=== YOUR INSTRUCTIONS ===
Scan the lines below for the string "Hoodie" and copy every one that has it.

— START —

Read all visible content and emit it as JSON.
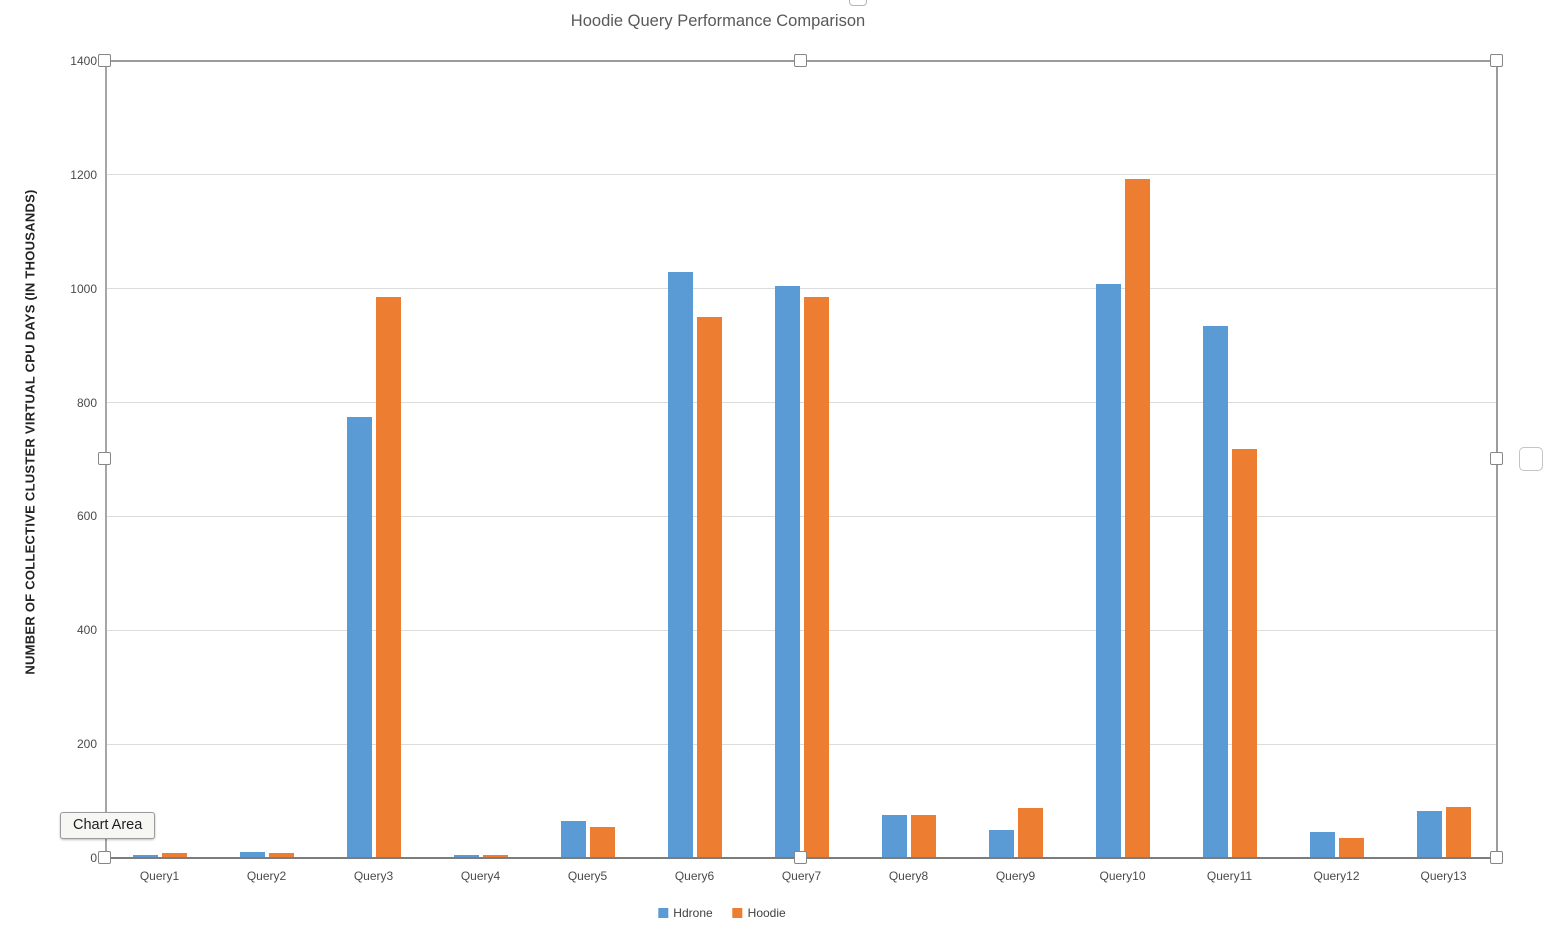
{
  "chart_data": {
    "type": "bar",
    "title": "Hoodie Query Performance Comparison",
    "xlabel": "",
    "ylabel": "NUMBER OF COLLECTIVE CLUSTER VIRTUAL CPU DAYS (IN THOUSANDS)",
    "categories": [
      "Query1",
      "Query2",
      "Query3",
      "Query4",
      "Query5",
      "Query6",
      "Query7",
      "Query8",
      "Query9",
      "Query10",
      "Query11",
      "Query12",
      "Query13"
    ],
    "series": [
      {
        "name": "Hdrone",
        "color": "#5B9BD5",
        "values": [
          5,
          10,
          775,
          5,
          65,
          1030,
          1005,
          75,
          50,
          1008,
          935,
          45,
          83
        ]
      },
      {
        "name": "Hoodie",
        "color": "#ED7D31",
        "values": [
          8,
          8,
          985,
          5,
          55,
          950,
          985,
          76,
          88,
          1192,
          718,
          35,
          90
        ]
      }
    ],
    "ylim": [
      0,
      1400
    ],
    "yticks": [
      0,
      200,
      400,
      600,
      800,
      1000,
      1200,
      1400
    ],
    "grid": true,
    "legend_position": "bottom"
  },
  "selection": {
    "tooltip": "Chart Area"
  }
}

— END —

=== EXERCISE SOLUTION ===
    "title": "Hoodie Query Performance Comparison",
        "name": "Hoodie",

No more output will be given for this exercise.